■ **YOUR INSTRUCTIONS**
Give the number of lines holding the string "title" and nothing more.

■ **RAW RECORDS**
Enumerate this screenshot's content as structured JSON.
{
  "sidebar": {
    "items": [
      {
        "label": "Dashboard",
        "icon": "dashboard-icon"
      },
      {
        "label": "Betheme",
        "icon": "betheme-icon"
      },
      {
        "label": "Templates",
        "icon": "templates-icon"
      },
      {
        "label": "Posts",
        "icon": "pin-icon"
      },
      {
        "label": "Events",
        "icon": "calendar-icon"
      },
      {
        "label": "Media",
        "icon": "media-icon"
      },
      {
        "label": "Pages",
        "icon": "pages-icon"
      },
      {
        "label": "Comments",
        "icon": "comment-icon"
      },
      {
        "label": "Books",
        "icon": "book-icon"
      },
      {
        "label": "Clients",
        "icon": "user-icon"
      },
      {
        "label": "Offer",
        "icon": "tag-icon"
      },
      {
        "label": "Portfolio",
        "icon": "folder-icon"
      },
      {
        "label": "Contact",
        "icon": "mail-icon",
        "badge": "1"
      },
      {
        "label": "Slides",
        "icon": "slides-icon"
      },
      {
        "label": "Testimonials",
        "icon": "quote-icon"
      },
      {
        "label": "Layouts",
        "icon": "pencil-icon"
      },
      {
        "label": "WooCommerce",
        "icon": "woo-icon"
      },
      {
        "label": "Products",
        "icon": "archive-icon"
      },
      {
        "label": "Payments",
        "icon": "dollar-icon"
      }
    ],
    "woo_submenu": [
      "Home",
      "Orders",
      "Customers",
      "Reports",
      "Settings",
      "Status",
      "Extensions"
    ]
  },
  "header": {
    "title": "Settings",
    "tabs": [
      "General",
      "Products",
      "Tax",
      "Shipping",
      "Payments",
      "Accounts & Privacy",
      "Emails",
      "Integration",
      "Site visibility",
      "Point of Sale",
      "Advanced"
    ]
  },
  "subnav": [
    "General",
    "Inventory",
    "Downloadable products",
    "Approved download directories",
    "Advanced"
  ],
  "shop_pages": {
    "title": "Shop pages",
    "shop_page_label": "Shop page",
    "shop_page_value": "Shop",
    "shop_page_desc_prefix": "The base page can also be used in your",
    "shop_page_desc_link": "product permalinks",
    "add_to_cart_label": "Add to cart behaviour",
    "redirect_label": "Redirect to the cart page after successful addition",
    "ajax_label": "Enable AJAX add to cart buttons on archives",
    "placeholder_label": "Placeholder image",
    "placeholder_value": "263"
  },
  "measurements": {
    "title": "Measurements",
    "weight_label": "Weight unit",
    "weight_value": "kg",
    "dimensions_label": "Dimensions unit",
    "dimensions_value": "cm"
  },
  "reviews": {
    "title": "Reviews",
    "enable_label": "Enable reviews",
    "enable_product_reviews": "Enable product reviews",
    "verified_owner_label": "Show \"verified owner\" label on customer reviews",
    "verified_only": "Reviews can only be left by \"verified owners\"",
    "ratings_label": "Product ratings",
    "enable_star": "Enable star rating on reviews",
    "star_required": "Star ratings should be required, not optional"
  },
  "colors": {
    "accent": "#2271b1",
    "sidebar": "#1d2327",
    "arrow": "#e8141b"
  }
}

■ **ANSWER FOR THIS EXERCISE**
4